(Figure record extracts)
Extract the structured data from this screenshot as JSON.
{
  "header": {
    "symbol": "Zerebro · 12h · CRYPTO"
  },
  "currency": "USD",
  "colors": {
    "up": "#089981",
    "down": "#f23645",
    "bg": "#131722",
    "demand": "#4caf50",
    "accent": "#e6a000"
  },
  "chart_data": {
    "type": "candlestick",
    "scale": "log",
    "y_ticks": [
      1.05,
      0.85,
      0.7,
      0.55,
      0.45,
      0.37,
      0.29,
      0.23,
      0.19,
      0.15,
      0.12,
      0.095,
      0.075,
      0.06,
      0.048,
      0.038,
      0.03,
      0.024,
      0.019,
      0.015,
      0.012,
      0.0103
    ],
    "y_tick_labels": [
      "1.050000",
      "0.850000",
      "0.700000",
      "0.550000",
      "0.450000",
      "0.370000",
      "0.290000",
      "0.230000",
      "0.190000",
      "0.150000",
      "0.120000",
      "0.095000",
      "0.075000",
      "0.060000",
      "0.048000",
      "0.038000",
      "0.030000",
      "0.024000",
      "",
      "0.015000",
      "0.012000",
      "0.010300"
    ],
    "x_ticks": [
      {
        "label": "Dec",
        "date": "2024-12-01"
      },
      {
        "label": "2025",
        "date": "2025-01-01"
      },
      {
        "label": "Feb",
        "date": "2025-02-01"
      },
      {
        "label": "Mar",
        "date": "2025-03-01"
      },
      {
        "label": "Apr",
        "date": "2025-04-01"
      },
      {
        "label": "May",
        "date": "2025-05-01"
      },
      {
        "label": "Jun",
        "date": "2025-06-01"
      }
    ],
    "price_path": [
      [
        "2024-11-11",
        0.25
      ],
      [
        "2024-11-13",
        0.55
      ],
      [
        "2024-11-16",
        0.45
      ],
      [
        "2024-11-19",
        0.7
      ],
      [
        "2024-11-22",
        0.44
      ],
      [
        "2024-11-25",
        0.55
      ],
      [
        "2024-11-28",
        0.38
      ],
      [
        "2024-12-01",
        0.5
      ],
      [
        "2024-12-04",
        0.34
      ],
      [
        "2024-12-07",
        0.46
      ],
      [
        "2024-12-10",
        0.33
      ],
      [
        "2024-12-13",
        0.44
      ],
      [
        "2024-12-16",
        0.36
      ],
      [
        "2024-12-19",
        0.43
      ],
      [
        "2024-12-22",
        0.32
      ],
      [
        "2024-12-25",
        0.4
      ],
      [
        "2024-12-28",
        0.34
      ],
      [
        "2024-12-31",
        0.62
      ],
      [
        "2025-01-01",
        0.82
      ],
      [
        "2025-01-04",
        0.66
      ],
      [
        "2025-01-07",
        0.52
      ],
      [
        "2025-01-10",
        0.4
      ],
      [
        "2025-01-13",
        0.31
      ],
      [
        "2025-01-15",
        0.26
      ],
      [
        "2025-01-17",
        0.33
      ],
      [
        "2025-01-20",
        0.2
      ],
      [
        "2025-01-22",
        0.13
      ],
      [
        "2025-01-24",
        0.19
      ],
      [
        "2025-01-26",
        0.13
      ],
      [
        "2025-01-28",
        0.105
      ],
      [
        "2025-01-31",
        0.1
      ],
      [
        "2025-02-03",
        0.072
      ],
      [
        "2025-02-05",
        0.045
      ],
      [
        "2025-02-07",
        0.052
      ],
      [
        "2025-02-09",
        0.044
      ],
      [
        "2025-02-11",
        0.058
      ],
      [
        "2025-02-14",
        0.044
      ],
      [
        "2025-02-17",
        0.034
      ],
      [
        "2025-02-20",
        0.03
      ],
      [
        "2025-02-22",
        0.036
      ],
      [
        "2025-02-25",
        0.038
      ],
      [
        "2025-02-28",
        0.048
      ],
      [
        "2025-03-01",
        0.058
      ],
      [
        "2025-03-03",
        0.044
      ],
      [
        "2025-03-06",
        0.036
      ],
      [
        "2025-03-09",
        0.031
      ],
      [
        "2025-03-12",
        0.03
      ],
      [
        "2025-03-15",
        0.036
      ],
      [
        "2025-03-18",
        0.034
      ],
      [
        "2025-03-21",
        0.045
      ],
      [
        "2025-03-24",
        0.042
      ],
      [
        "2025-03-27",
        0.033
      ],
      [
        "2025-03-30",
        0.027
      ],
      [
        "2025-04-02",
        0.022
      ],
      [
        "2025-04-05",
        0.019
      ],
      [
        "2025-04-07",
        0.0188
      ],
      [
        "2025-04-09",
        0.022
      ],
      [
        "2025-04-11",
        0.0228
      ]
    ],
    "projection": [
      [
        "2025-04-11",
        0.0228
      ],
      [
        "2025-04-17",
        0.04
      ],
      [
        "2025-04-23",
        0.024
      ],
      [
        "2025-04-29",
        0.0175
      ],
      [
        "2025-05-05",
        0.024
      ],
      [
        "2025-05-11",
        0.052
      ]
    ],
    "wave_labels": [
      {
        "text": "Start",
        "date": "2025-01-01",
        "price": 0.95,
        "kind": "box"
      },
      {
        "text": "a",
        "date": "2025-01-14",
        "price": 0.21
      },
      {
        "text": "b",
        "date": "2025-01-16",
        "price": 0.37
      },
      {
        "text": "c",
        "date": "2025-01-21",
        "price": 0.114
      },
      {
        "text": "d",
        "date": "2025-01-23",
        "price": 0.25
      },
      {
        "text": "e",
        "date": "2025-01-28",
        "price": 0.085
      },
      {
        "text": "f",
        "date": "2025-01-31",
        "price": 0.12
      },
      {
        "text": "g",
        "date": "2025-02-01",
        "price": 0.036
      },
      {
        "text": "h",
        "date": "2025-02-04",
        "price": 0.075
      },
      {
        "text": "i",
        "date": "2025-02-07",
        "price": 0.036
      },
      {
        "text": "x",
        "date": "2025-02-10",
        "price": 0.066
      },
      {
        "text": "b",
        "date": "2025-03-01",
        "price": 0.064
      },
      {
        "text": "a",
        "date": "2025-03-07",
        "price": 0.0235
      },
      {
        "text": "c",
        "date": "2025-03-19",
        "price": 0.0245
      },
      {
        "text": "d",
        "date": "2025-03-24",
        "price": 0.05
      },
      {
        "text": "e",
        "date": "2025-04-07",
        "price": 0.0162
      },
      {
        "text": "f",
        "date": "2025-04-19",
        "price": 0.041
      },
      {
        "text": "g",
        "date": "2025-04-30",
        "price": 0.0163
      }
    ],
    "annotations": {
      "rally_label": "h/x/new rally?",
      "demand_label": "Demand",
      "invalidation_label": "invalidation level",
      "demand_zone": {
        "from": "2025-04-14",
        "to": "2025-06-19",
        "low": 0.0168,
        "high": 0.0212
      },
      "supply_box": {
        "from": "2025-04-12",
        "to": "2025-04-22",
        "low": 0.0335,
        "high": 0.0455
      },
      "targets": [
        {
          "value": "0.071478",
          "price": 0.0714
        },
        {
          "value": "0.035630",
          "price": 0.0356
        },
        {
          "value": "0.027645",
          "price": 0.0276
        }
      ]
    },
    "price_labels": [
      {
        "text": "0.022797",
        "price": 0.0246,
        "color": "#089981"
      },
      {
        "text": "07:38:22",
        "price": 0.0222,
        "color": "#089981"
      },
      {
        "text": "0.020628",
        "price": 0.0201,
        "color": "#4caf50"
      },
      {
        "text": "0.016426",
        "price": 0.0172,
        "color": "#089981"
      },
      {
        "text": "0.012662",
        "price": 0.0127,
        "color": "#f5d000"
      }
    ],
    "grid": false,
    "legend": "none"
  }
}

What is expected:
Identify each line holding the string "value", and copy it out.

Output:
          "value": "0.071478",
          "value": "0.035630",
          "value": "0.027645",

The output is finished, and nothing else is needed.